TASK TO CARRY OUT: Return the whole listing, keeping every character the same.

******************************

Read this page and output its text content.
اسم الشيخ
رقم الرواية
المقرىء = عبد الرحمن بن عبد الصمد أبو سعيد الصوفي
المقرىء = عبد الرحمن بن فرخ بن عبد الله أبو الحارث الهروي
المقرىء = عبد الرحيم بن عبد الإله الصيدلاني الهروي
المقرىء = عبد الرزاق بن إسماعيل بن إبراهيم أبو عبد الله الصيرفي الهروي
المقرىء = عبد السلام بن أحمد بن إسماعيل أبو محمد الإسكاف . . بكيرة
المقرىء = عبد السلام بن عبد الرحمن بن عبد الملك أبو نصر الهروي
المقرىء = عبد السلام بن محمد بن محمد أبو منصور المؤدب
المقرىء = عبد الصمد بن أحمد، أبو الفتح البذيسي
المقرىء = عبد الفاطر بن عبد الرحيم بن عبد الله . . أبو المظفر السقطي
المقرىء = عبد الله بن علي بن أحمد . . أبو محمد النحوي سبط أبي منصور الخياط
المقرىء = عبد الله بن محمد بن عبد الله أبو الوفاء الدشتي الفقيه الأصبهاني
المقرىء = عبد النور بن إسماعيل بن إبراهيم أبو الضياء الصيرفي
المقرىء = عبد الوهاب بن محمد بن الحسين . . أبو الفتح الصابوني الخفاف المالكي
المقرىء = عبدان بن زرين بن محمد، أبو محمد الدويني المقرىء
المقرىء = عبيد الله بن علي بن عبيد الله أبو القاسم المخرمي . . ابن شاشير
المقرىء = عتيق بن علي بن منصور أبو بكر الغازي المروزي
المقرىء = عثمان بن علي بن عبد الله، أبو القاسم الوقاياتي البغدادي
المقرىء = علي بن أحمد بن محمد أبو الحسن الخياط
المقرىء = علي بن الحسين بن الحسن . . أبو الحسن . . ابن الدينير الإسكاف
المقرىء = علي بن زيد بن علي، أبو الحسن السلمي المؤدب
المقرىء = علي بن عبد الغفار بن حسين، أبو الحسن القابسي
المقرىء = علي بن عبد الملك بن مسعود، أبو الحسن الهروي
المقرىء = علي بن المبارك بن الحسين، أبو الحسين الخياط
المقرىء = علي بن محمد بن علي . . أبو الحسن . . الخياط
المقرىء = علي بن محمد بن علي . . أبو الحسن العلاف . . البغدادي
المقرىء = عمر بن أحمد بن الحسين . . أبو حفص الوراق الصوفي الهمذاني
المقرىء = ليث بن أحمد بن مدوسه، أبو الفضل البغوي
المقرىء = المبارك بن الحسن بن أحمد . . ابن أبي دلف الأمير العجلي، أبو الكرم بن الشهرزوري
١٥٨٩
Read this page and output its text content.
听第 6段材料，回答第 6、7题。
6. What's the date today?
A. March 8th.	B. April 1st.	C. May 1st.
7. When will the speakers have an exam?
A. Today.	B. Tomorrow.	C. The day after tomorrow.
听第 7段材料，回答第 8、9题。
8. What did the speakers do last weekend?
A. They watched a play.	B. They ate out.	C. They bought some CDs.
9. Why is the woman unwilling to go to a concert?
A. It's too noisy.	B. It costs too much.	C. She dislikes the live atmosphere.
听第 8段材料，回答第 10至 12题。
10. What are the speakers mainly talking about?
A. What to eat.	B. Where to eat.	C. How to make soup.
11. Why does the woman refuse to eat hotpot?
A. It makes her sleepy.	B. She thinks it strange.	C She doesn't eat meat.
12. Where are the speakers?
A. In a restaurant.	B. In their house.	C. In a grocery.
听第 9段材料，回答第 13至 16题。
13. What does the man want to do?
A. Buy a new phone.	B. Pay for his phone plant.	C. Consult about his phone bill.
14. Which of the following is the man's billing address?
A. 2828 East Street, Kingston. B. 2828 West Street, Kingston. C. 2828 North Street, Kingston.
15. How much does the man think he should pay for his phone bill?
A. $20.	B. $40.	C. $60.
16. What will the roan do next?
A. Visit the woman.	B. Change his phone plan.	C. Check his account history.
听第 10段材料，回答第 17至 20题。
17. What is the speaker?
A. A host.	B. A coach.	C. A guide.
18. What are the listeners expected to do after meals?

******************************

EXERCISE ANSWER:
Read this page and output its text content.
اسم الشيخ
رقم الرواية
المقرىء = عبد الرحمن بن عبد الصمد أبو سعيد الصوفي
المقرىء = عبد الرحمن بن فرخ بن عبد الله أبو الحارث الهروي
المقرىء = عبد الرحيم بن عبد الإله الصيدلاني الهروي
المقرىء = عبد الرزاق بن إسماعيل بن إبراهيم أبو عبد الله الصيرفي الهروي
المقرىء = عبد السلام بن أحمد بن إسماعيل أبو محمد الإسكاف . . بكيرة
المقرىء = عبد السلام بن عبد الرحمن بن عبد الملك أبو نصر الهروي
المقرىء = عبد السلام بن محمد بن محمد أبو منصور المؤدب
المقرىء = عبد الصمد بن أحمد، أبو الفتح البذيسي
المقرىء = عبد الفاطر بن عبد الرحيم بن عبد الله . . أبو المظفر السقطي
المقرىء = عبد الله بن علي بن أحمد . . أبو محمد النحوي سبط أبي منصور الخياط
المقرىء = عبد الله بن محمد بن عبد الله أبو الوفاء الدشتي الفقيه الأصبهاني
المقرىء = عبد النور بن إسماعيل بن إبراهيم أبو الضياء الصيرفي
المقرىء = عبد الوهاب بن محمد بن الحسين . . أبو الفتح الصابوني الخفاف المالكي
المقرىء = عبدان بن زرين بن محمد، أبو محمد الدويني المقرىء
المقرىء = عبيد الله بن علي بن عبيد الله أبو القاسم المخرمي . . ابن شاشير
المقرىء = عتيق بن علي بن منصور أبو بكر الغازي المروزي
المقرىء = عثمان بن علي بن عبد الله، أبو القاسم الوقاياتي البغدادي
المقرىء = علي بن أحمد بن محمد أبو الحسن الخياط
المقرىء = علي بن الحسين بن الحسن . . أبو الحسن . . ابن الدينير الإسكاف
المقرىء = علي بن زيد بن علي، أبو الحسن السلمي المؤدب
المقرىء = علي بن عبد الغفار بن حسين، أبو الحسن القابسي
المقرىء = علي بن عبد الملك بن مسعود، أبو الحسن الهروي
المقرىء = علي بن المبارك بن الحسين، أبو الحسين الخياط
المقرىء = علي بن محمد بن علي . . أبو الحسن . . الخياط
المقرىء = علي بن محمد بن علي . . أبو الحسن العلاف . . البغدادي
المقرىء = عمر بن أحمد بن الحسين . . أبو حفص الوراق الصوفي الهمذاني
المقرىء = ليث بن أحمد بن مدوسه، أبو الفضل البغوي
المقرىء = المبارك بن الحسن بن أحمد . . ابن أبي دلف الأمير العجلي، أبو الكرم بن الشهرزوري
١٥٨٩
Read this page and output its text content.
听第 6段材料，回答第 6、7题。
6. What's the date today?
A. March 8th.	B. April 1st.	C. May 1st.
7. When will the speakers have an exam?
A. Today.	B. Tomorrow.	C. The day after tomorrow.
听第 7段材料，回答第 8、9题。
8. What did the speakers do last weekend?
A. They watched a play.	B. They ate out.	C. They bought some CDs.
9. Why is the woman unwilling to go to a concert?
A. It's too noisy.	B. It costs too much.	C. She dislikes the live atmosphere.
听第 8段材料，回答第 10至 12题。
10. What are the speakers mainly talking about?
A. What to eat.	B. Where to eat.	C. How to make soup.
11. Why does the woman refuse to eat hotpot?
A. It makes her sleepy.	B. She thinks it strange.	C She doesn't eat meat.
12. Where are the speakers?
A. In a restaurant.	B. In their house.	C. In a grocery.
听第 9段材料，回答第 13至 16题。
13. What does the man want to do?
A. Buy a new phone.	B. Pay for his phone plant.	C. Consult about his phone bill.
14. Which of the following is the man's billing address?
A. 2828 East Street, Kingston. B. 2828 West Street, Kingston. C. 2828 North Street, Kingston.
15. How much does the man think he should pay for his phone bill?
A. $20.	B. $40.	C. $60.
16. What will the roan do next?
A. Visit the woman.	B. Change his phone plan.	C. Check his account history.
听第 10段材料，回答第 17至 20题。
17. What is the speaker?
A. A host.	B. A coach.	C. A guide.
18. What are the listeners expected to do after meals?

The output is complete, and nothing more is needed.